Required work
Below are records; count the lines in them that hold "phiệt" and give only the count.

Data shown
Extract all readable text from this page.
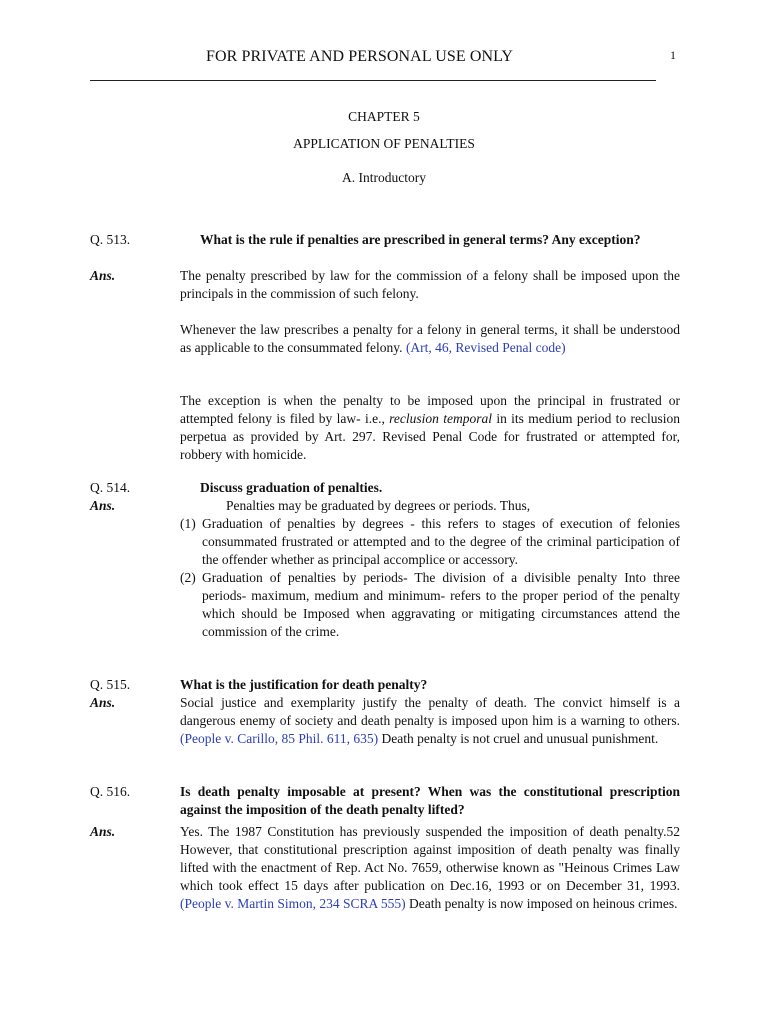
FOR PRIVATE AND PERSONAL USE ONLY	1
CHAPTER 5
APPLICATION OF PENALTIES
A. Introductory
Q. 513.	What is the rule if penalties are prescribed in general terms? Any exception?
Ans.	The penalty prescribed by law for the commission of a felony shall be imposed upon the principals in the commission of such felony.
Whenever the law prescribes a penalty for a felony in general terms, it shall be understood as applicable to the consummated felony. (Art, 46, Revised Penal code)
The exception is when the penalty to be imposed upon the principal in frustrated or attempted felony is filed by law- i.e., reclusion temporal in its medium period to reclusion perpetua as provided by Art. 297. Revised Penal Code for frustrated or attempted for, robbery with homicide.
Q. 514.	Discuss graduation of penalties.
Ans.	Penalties may be graduated by degrees or periods. Thus,
(1) Graduation of penalties by degrees - this refers to stages of execution of felonies consummated frustrated or attempted and to the degree of the criminal participation of the offender whether as principal accomplice or accessory.
(2) Graduation of penalties by periods- The division of a divisible penalty Into three periods- maximum, medium and minimum- refers to the proper period of the penalty which should be Imposed when aggravating or mitigating circumstances attend the commission of the crime.
Q. 515.	What is the justification for death penalty?
Ans.	Social justice and exemplarity justify the penalty of death. The convict himself is a dangerous enemy of society and death penalty is imposed upon him is a warning to others. (People v. Carillo, 85 Phil. 611, 635) Death penalty is not cruel and unusual punishment.
Q. 516.	Is death penalty imposable at present? When was the constitutional prescription against the imposition of the death penalty lifted?
Ans.	Yes. The 1987 Constitution has previously suspended the imposition of death penalty.52 However, that constitutional prescription against imposition of death penalty was finally lifted with the enactment of Rep. Act No. 7659, otherwise known as "Heinous Crimes Law which took effect 15 days after publication on Dec.16, 1993 or on December 31, 1993. (People v. Martin Simon, 234 SCRA 555) Death penalty is now imposed on heinous crimes.
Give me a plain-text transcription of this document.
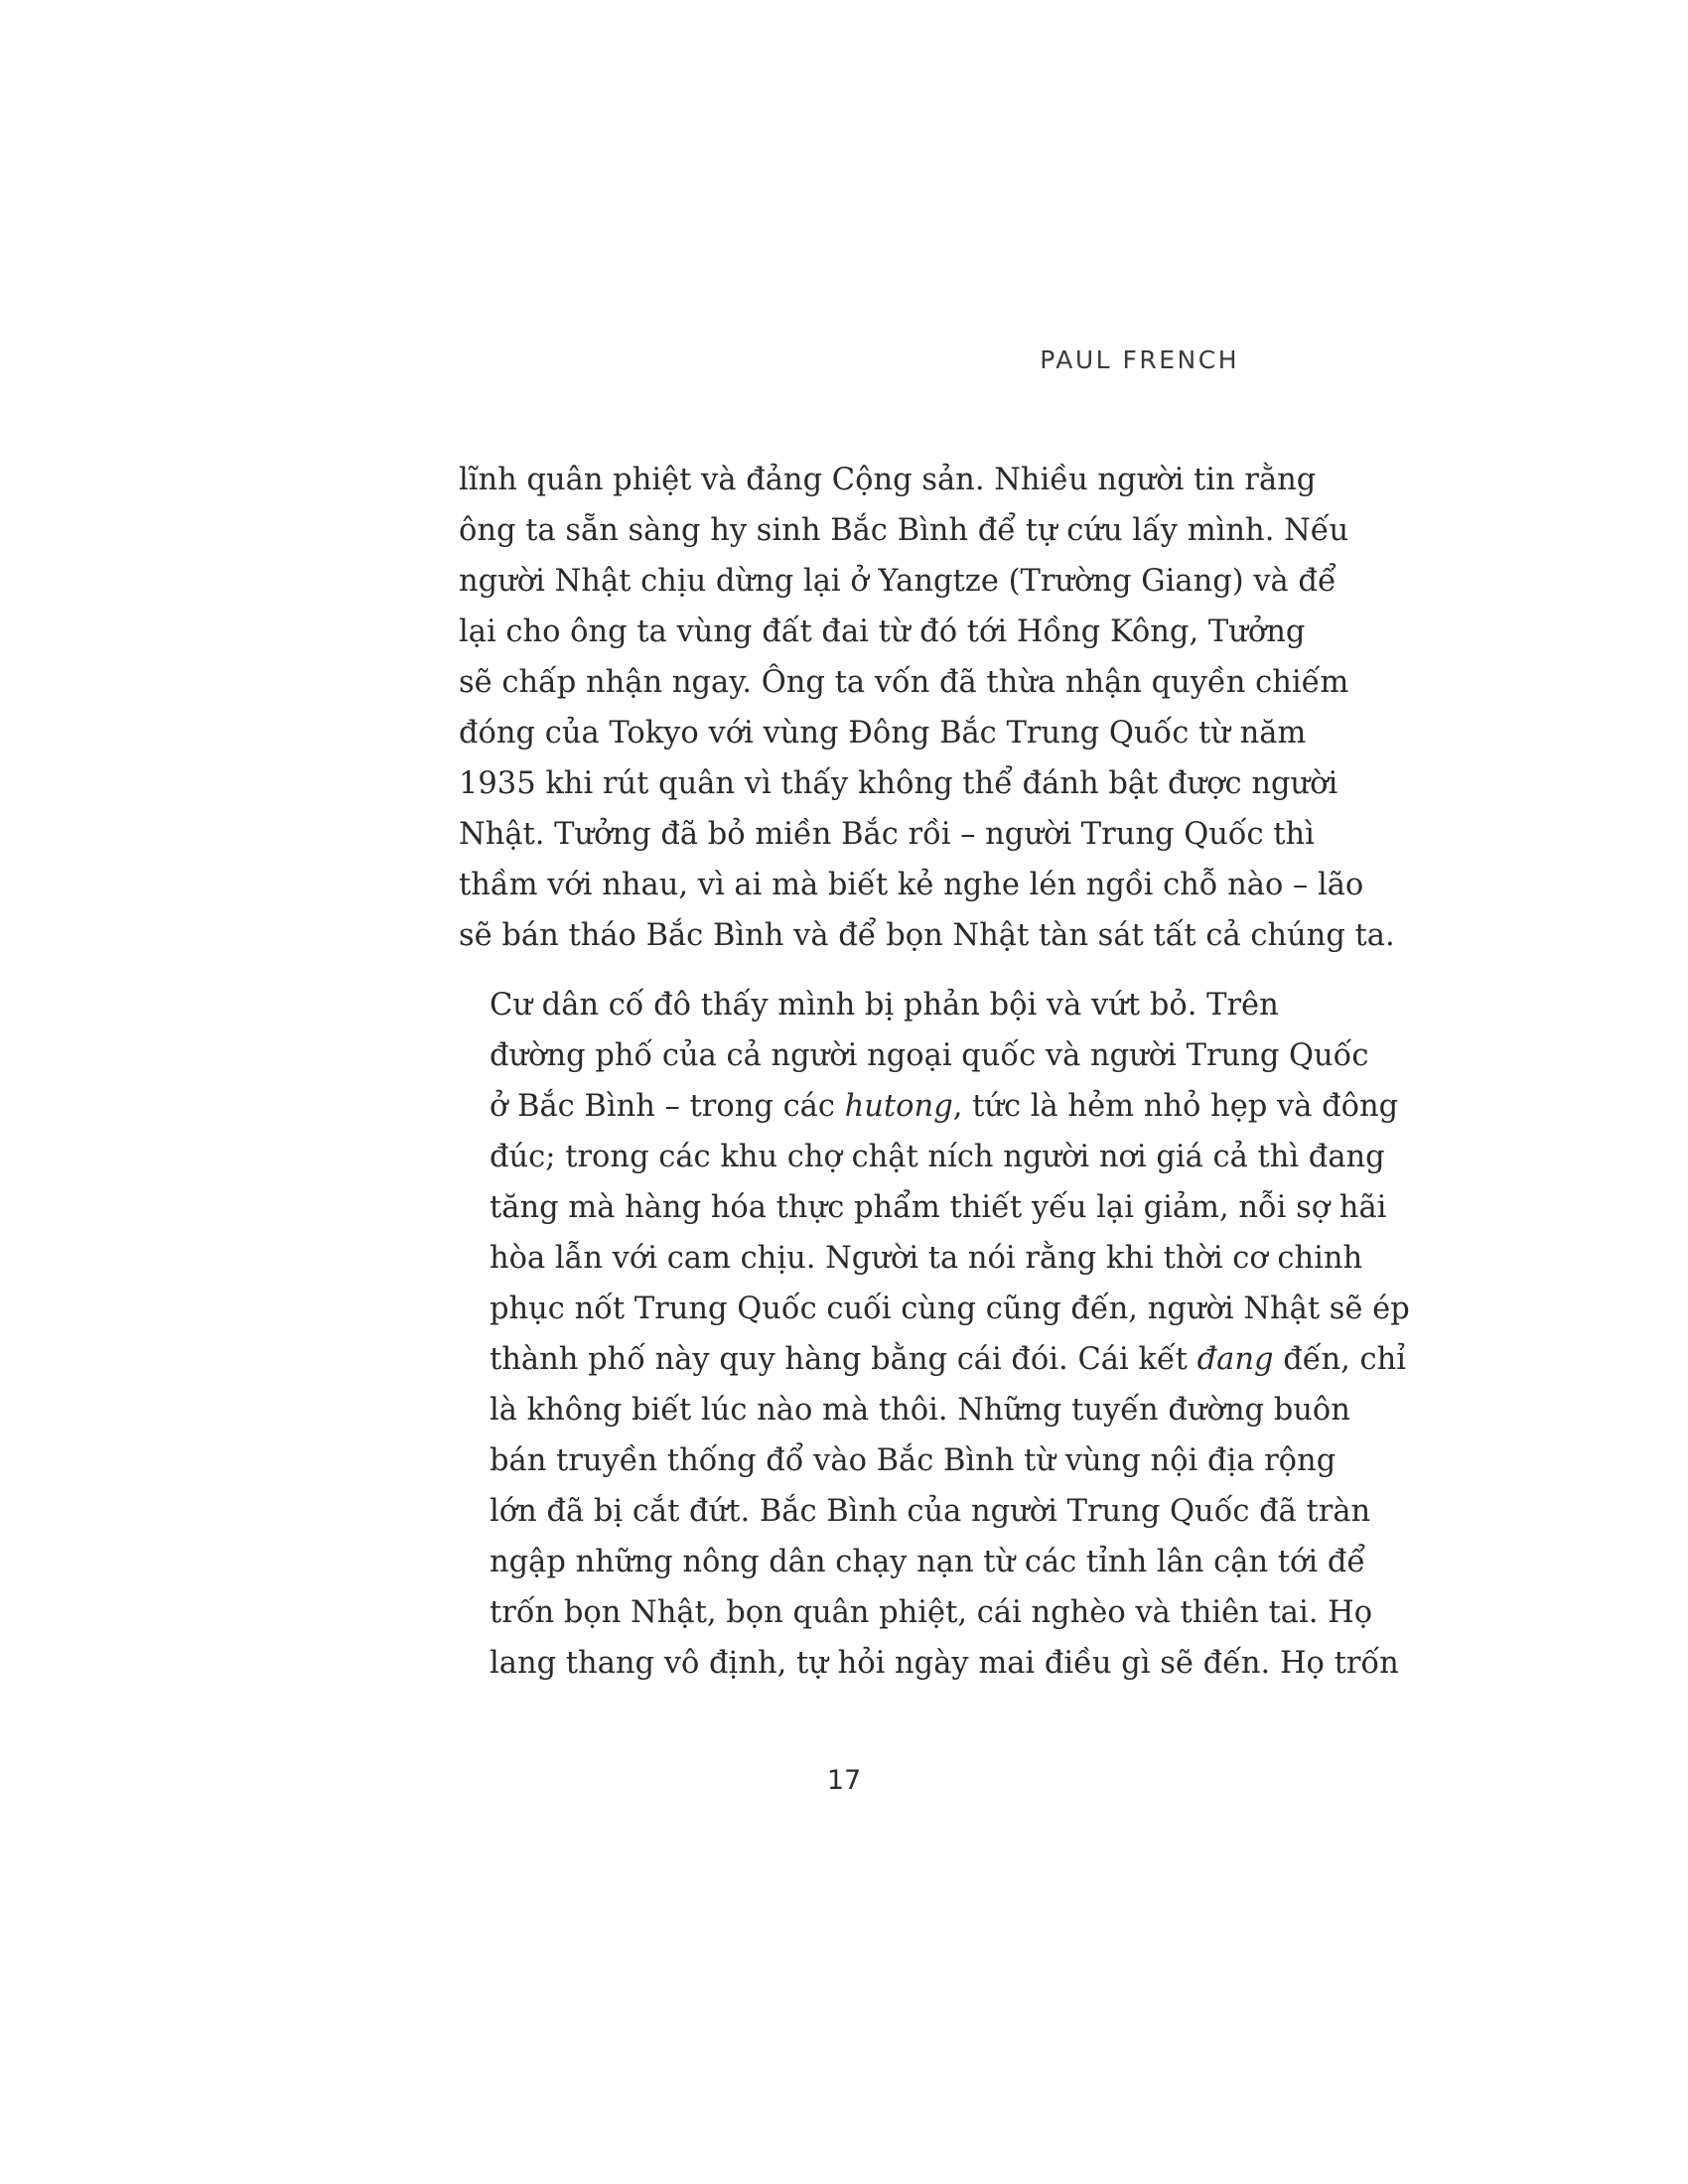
PAUL FRENCH

lĩnh quân phiệt và đảng Cộng sản. Nhiều người tin rằng
ông ta sẵn sàng hy sinh Bắc Bình để tự cứu lấy mình. Nếu
người Nhật chịu dừng lại ở Yangtze (Trường Giang) và để
lại cho ông ta vùng đất đai từ đó tới Hồng Kông, Tưởng
sẽ chấp nhận ngay. Ông ta vốn đã thừa nhận quyền chiếm
đóng của Tokyo với vùng Đông Bắc Trung Quốc từ năm
1935 khi rút quân vì thấy không thể đánh bật được người
Nhật. Tưởng đã bỏ miền Bắc rồi – người Trung Quốc thì
thầm với nhau, vì ai mà biết kẻ nghe lén ngồi chỗ nào – lão
sẽ bán tháo Bắc Bình và để bọn Nhật tàn sát tất cả chúng ta.

Cư dân cố đô thấy mình bị phản bội và vứt bỏ. Trên
đường phố của cả người ngoại quốc và người Trung Quốc
ở Bắc Bình – trong các hutong, tức là hẻm nhỏ hẹp và đông
đúc; trong các khu chợ chật ních người nơi giá cả thì đang
tăng mà hàng hóa thực phẩm thiết yếu lại giảm, nỗi sợ hãi
hòa lẫn với cam chịu. Người ta nói rằng khi thời cơ chinh
phục nốt Trung Quốc cuối cùng cũng đến, người Nhật sẽ ép
thành phố này quy hàng bằng cái đói. Cái kết đang đến, chỉ
là không biết lúc nào mà thôi. Những tuyến đường buôn
bán truyền thống đổ vào Bắc Bình từ vùng nội địa rộng
lớn đã bị cắt đứt. Bắc Bình của người Trung Quốc đã tràn
ngập những nông dân chạy nạn từ các tỉnh lân cận tới để
trốn bọn Nhật, bọn quân phiệt, cái nghèo và thiên tai. Họ
lang thang vô định, tự hỏi ngày mai điều gì sẽ đến. Họ trốn

17
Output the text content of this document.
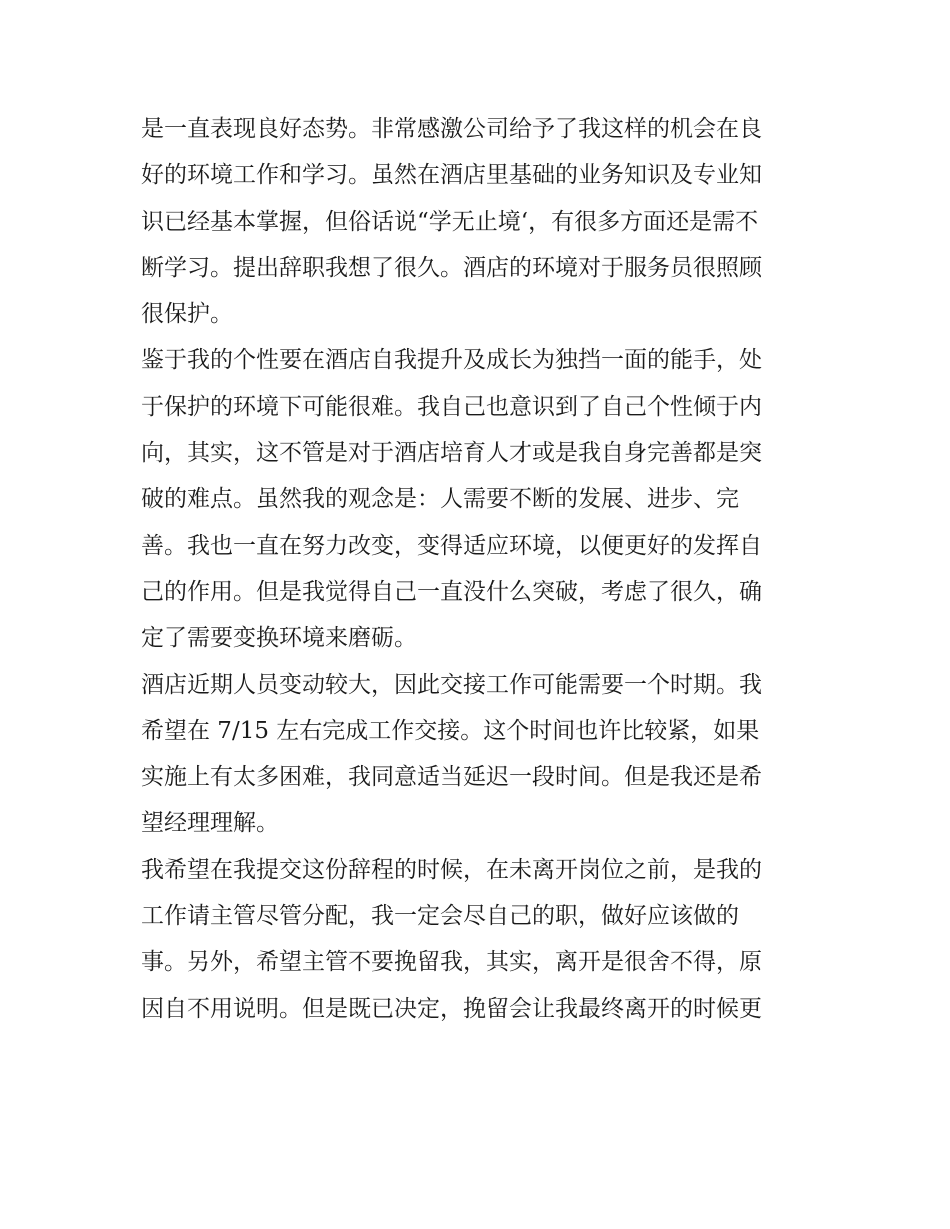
是一直表现良好态势。非常感激公司给予了我这样的机会在良
好的环境工作和学习。虽然在酒店里基础的业务知识及专业知
识已经基本掌握，但俗话说“学无止境‘，有很多方面还是需不
断学习。提出辞职我想了很久。酒店的环境对于服务员很照顾
很保护。
鉴于我的个性要在酒店自我提升及成长为独挡一面的能手，处
于保护的环境下可能很难。我自己也意识到了自己个性倾于内
向，其实，这不管是对于酒店培育人才或是我自身完善都是突
破的难点。虽然我的观念是：人需要不断的发展、进步、完
善。我也一直在努力改变，变得适应环境，以便更好的发挥自
己的作用。但是我觉得自己一直没什么突破，考虑了很久，确
定了需要变换环境来磨砺。
酒店近期人员变动较大，因此交接工作可能需要一个时期。我
希望在 7/15 左右完成工作交接。这个时间也许比较紧，如果
实施上有太多困难，我同意适当延迟一段时间。但是我还是希
望经理理解。
我希望在我提交这份辞程的时候，在未离开岗位之前，是我的
工作请主管尽管分配，我一定会尽自己的职，做好应该做的
事。另外，希望主管不要挽留我，其实，离开是很舍不得，原
因自不用说明。但是既已决定，挽留会让我最终离开的时候更
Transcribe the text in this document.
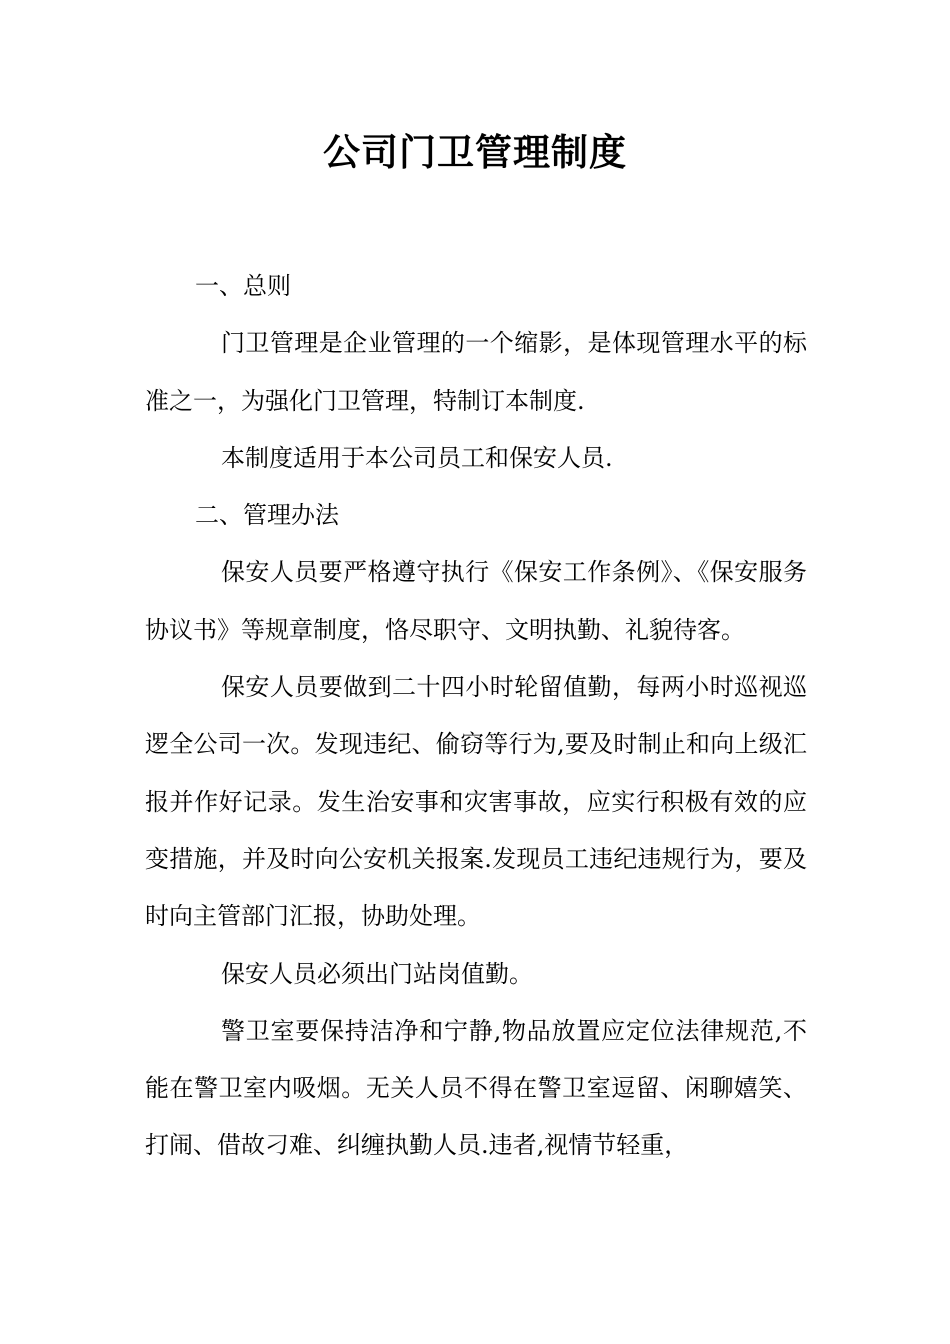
公司门卫管理制度

一、总则

门卫管理是企业管理的一个缩影，是体现管理水平的标准之一，为强化门卫管理，特制订本制度.

本制度适用于本公司员工和保安人员.

二、管理办法

保安人员要严格遵守执行《保安工作条例》、《保安服务协议书》等规章制度，恪尽职守、文明执勤、礼貌待客。

保安人员要做到二十四小时轮留值勤，每两小时巡视巡逻全公司一次。发现违纪、偷窃等行为,要及时制止和向上级汇报并作好记录。发生治安事和灾害事故，应实行积极有效的应变措施，并及时向公安机关报案.发现员工违纪违规行为，要及时向主管部门汇报，协助处理。

保安人员必须出门站岗值勤。

警卫室要保持洁净和宁静,物品放置应定位法律规范,不能在警卫室内吸烟。无关人员不得在警卫室逗留、闲聊嬉笑、打闹、借故刁难、纠缠执勤人员.违者,视情节轻重，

Written reply
2